■ What this task involves
Check each line of the data below for the word "κόσμος", then extract the ones that have it.

■ Material for this task
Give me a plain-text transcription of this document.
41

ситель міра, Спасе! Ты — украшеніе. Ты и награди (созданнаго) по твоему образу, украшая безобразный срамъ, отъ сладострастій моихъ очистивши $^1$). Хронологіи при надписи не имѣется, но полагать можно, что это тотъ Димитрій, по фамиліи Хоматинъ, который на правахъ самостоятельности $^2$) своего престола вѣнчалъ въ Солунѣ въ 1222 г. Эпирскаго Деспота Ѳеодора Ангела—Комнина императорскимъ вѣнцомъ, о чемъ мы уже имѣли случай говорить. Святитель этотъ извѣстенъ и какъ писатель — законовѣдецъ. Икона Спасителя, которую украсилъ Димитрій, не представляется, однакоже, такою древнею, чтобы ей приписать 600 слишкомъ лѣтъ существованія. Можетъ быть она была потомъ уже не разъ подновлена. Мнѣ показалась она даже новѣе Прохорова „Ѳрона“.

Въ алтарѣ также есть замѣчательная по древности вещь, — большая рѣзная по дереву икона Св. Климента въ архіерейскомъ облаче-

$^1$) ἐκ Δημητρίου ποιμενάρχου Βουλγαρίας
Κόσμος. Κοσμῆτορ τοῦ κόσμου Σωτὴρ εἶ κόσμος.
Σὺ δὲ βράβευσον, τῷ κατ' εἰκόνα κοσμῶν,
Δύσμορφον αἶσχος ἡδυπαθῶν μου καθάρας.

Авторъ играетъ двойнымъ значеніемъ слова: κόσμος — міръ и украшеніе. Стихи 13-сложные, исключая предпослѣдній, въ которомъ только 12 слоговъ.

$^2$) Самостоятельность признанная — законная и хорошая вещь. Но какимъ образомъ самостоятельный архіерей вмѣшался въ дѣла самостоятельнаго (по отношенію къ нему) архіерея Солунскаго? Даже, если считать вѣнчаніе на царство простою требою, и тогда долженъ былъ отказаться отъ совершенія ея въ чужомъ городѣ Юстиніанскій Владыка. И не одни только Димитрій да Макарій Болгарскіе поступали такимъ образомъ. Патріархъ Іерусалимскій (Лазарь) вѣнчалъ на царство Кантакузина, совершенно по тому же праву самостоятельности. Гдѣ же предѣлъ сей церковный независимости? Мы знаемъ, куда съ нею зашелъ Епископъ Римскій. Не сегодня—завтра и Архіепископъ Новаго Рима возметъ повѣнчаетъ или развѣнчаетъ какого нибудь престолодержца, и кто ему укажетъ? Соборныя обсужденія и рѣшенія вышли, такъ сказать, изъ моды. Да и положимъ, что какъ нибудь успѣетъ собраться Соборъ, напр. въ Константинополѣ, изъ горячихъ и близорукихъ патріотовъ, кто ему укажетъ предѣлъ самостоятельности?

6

■ Result for this exercise
Κόσμος. Κοσμῆτορ τοῦ κόσμου Σωτὴρ εἶ κόσμος.
Авторъ играетъ двойнымъ значеніемъ слова: κόσμος — міръ и украшеніе. Стихи 13-сложные, исключая предпослѣдній, въ которомъ только 12 слоговъ.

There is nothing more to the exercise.